§ **PROBLEM STATEMENT**:
Word for word, print each line of the listing below; pictures stay out.

* BEGIN *

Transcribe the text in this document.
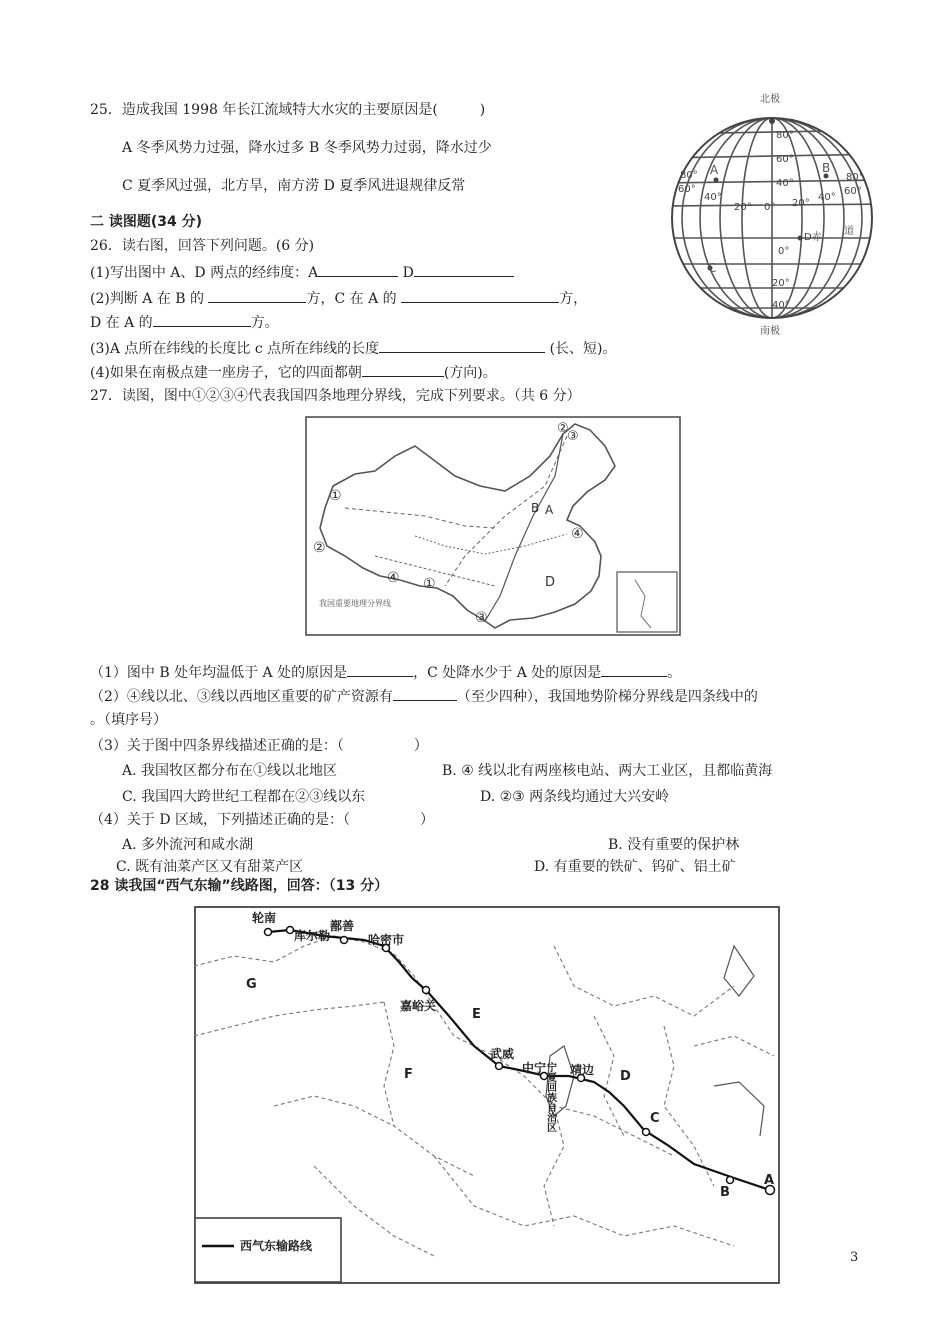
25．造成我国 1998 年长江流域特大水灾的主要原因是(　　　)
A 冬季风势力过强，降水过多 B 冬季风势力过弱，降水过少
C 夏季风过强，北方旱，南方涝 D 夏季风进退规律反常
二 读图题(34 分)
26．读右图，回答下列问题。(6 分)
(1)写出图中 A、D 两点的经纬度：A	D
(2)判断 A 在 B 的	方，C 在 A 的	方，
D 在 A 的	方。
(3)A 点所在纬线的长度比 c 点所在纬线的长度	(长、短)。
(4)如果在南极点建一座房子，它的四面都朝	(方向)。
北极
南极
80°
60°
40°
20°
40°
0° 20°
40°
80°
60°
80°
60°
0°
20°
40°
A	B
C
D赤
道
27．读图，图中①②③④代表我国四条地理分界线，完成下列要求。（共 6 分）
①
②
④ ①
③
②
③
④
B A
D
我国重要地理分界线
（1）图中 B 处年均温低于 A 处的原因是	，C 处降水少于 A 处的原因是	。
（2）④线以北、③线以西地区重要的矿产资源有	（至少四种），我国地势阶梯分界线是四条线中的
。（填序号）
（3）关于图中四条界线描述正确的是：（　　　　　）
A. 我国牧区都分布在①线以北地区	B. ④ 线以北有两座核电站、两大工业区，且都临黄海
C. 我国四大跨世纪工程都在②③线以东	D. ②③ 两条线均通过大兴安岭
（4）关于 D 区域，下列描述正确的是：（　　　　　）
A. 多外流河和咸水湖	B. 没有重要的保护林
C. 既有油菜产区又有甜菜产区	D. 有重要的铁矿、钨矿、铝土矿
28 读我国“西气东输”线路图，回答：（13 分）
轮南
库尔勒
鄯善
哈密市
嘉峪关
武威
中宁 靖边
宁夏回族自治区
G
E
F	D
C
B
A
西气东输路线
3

* END *

§ **TASK ANSWER**:
Transcribe the text in this document.
25．造成我国 1998 年长江流域特大水灾的主要原因是(　　　)
A 冬季风势力过强，降水过多 B 冬季风势力过弱，降水过少
C 夏季风过强，北方旱，南方涝 D 夏季风进退规律反常
二 读图题(34 分)
26．读右图，回答下列问题。(6 分)
(1)写出图中 A、D 两点的经纬度：A	D
(2)判断 A 在 B 的	方，C 在 A 的	方，
D 在 A 的	方。
(3)A 点所在纬线的长度比 c 点所在纬线的长度	(长、短)。
(4)如果在南极点建一座房子，它的四面都朝	(方向)。
北极
南极
80°
60°
40°
20°
40°
0° 20°
40°
80°
60°
80°
60°
0°
20°
40°
A	B
C
D赤
道
27．读图，图中①②③④代表我国四条地理分界线，完成下列要求。（共 6 分）
①
②
④ ①
③
②
③
④
B A
D
我国重要地理分界线
（1）图中 B 处年均温低于 A 处的原因是	，C 处降水少于 A 处的原因是	。
（2）④线以北、③线以西地区重要的矿产资源有	（至少四种），我国地势阶梯分界线是四条线中的
。（填序号）
（3）关于图中四条界线描述正确的是：（　　　　　）
A. 我国牧区都分布在①线以北地区	B. ④ 线以北有两座核电站、两大工业区，且都临黄海
C. 我国四大跨世纪工程都在②③线以东	D. ②③ 两条线均通过大兴安岭
（4）关于 D 区域，下列描述正确的是：（　　　　　）
A. 多外流河和咸水湖	B. 没有重要的保护林
C. 既有油菜产区又有甜菜产区	D. 有重要的铁矿、钨矿、铝土矿
28 读我国“西气东输”线路图，回答：（13 分）
轮南
库尔勒
鄯善
哈密市
嘉峪关
武威
中宁 靖边
宁夏回族自治区
G
E
F	D
C
B
A
西气东输路线
3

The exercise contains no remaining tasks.